Raw data |
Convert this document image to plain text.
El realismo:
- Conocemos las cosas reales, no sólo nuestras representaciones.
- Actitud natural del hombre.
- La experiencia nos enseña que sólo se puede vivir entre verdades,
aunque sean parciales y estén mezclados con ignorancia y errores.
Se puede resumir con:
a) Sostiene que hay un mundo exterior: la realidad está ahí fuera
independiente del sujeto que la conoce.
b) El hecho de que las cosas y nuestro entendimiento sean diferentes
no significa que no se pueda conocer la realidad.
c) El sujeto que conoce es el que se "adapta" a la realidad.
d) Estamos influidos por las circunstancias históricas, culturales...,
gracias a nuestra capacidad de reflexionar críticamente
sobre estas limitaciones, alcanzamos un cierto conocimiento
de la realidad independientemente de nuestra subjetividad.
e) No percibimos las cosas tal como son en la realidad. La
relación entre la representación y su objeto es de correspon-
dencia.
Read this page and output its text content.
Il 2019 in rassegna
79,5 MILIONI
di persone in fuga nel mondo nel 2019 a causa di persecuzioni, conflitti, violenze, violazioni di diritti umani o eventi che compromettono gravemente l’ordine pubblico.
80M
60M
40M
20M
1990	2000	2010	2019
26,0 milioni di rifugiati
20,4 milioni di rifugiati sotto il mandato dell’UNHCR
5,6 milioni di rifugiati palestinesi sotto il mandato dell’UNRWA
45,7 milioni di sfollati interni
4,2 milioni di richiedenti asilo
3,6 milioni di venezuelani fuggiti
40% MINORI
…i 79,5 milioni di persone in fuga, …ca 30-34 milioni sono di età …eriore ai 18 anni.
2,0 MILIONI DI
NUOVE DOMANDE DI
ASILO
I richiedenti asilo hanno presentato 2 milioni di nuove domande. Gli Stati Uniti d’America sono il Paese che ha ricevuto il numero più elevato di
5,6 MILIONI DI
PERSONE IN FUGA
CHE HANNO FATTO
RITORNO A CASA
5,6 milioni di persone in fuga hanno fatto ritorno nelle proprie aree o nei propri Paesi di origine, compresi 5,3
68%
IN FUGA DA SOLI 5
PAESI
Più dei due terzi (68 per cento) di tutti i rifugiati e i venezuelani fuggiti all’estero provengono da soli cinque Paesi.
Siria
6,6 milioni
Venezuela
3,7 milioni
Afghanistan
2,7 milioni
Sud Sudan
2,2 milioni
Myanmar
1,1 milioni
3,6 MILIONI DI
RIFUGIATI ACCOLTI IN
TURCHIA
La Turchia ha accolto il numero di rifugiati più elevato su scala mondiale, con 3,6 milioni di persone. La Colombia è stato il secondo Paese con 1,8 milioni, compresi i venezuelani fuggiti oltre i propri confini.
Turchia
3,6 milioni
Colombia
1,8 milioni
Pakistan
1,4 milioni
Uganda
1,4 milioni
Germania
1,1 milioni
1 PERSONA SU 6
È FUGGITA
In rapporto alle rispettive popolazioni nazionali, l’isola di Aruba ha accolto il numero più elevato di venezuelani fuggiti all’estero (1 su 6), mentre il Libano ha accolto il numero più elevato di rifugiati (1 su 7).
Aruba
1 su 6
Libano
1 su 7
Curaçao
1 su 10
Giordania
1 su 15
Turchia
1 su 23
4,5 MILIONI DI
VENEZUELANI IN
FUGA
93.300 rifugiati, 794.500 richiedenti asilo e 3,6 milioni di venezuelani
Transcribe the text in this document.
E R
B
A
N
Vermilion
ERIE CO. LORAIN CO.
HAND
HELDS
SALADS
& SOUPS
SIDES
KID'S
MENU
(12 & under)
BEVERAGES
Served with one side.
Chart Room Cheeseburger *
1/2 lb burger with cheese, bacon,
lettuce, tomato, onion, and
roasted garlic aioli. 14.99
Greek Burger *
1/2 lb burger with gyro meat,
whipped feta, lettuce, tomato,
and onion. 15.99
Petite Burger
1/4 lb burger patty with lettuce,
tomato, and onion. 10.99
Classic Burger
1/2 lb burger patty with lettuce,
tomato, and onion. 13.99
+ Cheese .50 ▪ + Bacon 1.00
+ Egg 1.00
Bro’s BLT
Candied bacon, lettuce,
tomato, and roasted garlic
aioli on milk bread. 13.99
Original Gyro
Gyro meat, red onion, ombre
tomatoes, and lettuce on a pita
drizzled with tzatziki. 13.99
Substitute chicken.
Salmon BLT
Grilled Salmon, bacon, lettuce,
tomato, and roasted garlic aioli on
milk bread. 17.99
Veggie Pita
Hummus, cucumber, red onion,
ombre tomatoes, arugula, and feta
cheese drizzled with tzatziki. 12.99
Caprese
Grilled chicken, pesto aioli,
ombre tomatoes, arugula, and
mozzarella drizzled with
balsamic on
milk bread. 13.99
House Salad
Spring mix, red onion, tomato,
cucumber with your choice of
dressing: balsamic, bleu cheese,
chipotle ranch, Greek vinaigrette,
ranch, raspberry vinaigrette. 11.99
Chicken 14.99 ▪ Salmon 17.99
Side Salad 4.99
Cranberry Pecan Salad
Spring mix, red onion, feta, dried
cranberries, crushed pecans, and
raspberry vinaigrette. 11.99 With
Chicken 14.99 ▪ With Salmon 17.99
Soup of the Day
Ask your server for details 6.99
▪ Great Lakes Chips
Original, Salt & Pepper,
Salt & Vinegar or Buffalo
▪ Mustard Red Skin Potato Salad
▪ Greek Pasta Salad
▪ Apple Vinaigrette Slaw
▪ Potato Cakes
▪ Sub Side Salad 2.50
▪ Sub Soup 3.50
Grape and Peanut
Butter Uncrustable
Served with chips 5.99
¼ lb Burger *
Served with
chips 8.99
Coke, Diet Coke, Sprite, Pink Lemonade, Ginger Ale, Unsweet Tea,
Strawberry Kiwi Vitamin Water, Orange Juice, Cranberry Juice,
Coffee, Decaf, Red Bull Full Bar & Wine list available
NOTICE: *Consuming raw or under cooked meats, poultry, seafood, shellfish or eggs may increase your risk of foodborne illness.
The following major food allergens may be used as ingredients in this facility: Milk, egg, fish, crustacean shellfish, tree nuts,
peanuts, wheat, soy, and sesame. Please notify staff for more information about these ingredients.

Exercise prompt |
Extract all of the data shown above without alteration.

Result below |
Convert this document image to plain text.
El realismo:
- Conocemos las cosas reales, no sólo nuestras representaciones.
- Actitud natural del hombre.
- La experiencia nos enseña que sólo se puede vivir entre verdades,
aunque sean parciales y estén mezclados con ignorancia y errores.
Se puede resumir con:
a) Sostiene que hay un mundo exterior: la realidad está ahí fuera
independiente del sujeto que la conoce.
b) El hecho de que las cosas y nuestro entendimiento sean diferentes
no significa que no se pueda conocer la realidad.
c) El sujeto que conoce es el que se "adapta" a la realidad.
d) Estamos influidos por las circunstancias históricas, culturales...,
gracias a nuestra capacidad de reflexionar críticamente
sobre estas limitaciones, alcanzamos un cierto conocimiento
de la realidad independientemente de nuestra subjetividad.
e) No percibimos las cosas tal como son en la realidad. La
relación entre la representación y su objeto es de correspon-
dencia.
Read this page and output its text content.
Il 2019 in rassegna
79,5 MILIONI
di persone in fuga nel mondo nel 2019 a causa di persecuzioni, conflitti, violenze, violazioni di diritti umani o eventi che compromettono gravemente l’ordine pubblico.
80M
60M
40M
20M
1990	2000	2010	2019
26,0 milioni di rifugiati
20,4 milioni di rifugiati sotto il mandato dell’UNHCR
5,6 milioni di rifugiati palestinesi sotto il mandato dell’UNRWA
45,7 milioni di sfollati interni
4,2 milioni di richiedenti asilo
3,6 milioni di venezuelani fuggiti
40% MINORI
…i 79,5 milioni di persone in fuga, …ca 30-34 milioni sono di età …eriore ai 18 anni.
2,0 MILIONI DI
NUOVE DOMANDE DI
ASILO
I richiedenti asilo hanno presentato 2 milioni di nuove domande. Gli Stati Uniti d’America sono il Paese che ha ricevuto il numero più elevato di
5,6 MILIONI DI
PERSONE IN FUGA
CHE HANNO FATTO
RITORNO A CASA
5,6 milioni di persone in fuga hanno fatto ritorno nelle proprie aree o nei propri Paesi di origine, compresi 5,3
68%
IN FUGA DA SOLI 5
PAESI
Più dei due terzi (68 per cento) di tutti i rifugiati e i venezuelani fuggiti all’estero provengono da soli cinque Paesi.
Siria
6,6 milioni
Venezuela
3,7 milioni
Afghanistan
2,7 milioni
Sud Sudan
2,2 milioni
Myanmar
1,1 milioni
3,6 MILIONI DI
RIFUGIATI ACCOLTI IN
TURCHIA
La Turchia ha accolto il numero di rifugiati più elevato su scala mondiale, con 3,6 milioni di persone. La Colombia è stato il secondo Paese con 1,8 milioni, compresi i venezuelani fuggiti oltre i propri confini.
Turchia
3,6 milioni
Colombia
1,8 milioni
Pakistan
1,4 milioni
Uganda
1,4 milioni
Germania
1,1 milioni
1 PERSONA SU 6
È FUGGITA
In rapporto alle rispettive popolazioni nazionali, l’isola di Aruba ha accolto il numero più elevato di venezuelani fuggiti all’estero (1 su 6), mentre il Libano ha accolto il numero più elevato di rifugiati (1 su 7).
Aruba
1 su 6
Libano
1 su 7
Curaçao
1 su 10
Giordania
1 su 15
Turchia
1 su 23
4,5 MILIONI DI
VENEZUELANI IN
FUGA
93.300 rifugiati, 794.500 richiedenti asilo e 3,6 milioni di venezuelani
Transcribe the text in this document.
E R
B
A
N
Vermilion
ERIE CO. LORAIN CO.
HAND
HELDS
SALADS
& SOUPS
SIDES
KID'S
MENU
(12 & under)
BEVERAGES
Served with one side.
Chart Room Cheeseburger *
1/2 lb burger with cheese, bacon,
lettuce, tomato, onion, and
roasted garlic aioli. 14.99
Greek Burger *
1/2 lb burger with gyro meat,
whipped feta, lettuce, tomato,
and onion. 15.99
Petite Burger
1/4 lb burger patty with lettuce,
tomato, and onion. 10.99
Classic Burger
1/2 lb burger patty with lettuce,
tomato, and onion. 13.99
+ Cheese .50 ▪ + Bacon 1.00
+ Egg 1.00
Bro’s BLT
Candied bacon, lettuce,
tomato, and roasted garlic
aioli on milk bread. 13.99
Original Gyro
Gyro meat, red onion, ombre
tomatoes, and lettuce on a pita
drizzled with tzatziki. 13.99
Substitute chicken.
Salmon BLT
Grilled Salmon, bacon, lettuce,
tomato, and roasted garlic aioli on
milk bread. 17.99
Veggie Pita
Hummus, cucumber, red onion,
ombre tomatoes, arugula, and feta
cheese drizzled with tzatziki. 12.99
Caprese
Grilled chicken, pesto aioli,
ombre tomatoes, arugula, and
mozzarella drizzled with
balsamic on
milk bread. 13.99
House Salad
Spring mix, red onion, tomato,
cucumber with your choice of
dressing: balsamic, bleu cheese,
chipotle ranch, Greek vinaigrette,
ranch, raspberry vinaigrette. 11.99
Chicken 14.99 ▪ Salmon 17.99
Side Salad 4.99
Cranberry Pecan Salad
Spring mix, red onion, feta, dried
cranberries, crushed pecans, and
raspberry vinaigrette. 11.99 With
Chicken 14.99 ▪ With Salmon 17.99
Soup of the Day
Ask your server for details 6.99
▪ Great Lakes Chips
Original, Salt & Pepper,
Salt & Vinegar or Buffalo
▪ Mustard Red Skin Potato Salad
▪ Greek Pasta Salad
▪ Apple Vinaigrette Slaw
▪ Potato Cakes
▪ Sub Side Salad 2.50
▪ Sub Soup 3.50
Grape and Peanut
Butter Uncrustable
Served with chips 5.99
¼ lb Burger *
Served with
chips 8.99
Coke, Diet Coke, Sprite, Pink Lemonade, Ginger Ale, Unsweet Tea,
Strawberry Kiwi Vitamin Water, Orange Juice, Cranberry Juice,
Coffee, Decaf, Red Bull Full Bar & Wine list available
NOTICE: *Consuming raw or under cooked meats, poultry, seafood, shellfish or eggs may increase your risk of foodborne illness.
The following major food allergens may be used as ingredients in this facility: Milk, egg, fish, crustacean shellfish, tree nuts,
peanuts, wheat, soy, and sesame. Please notify staff for more information about these ingredients.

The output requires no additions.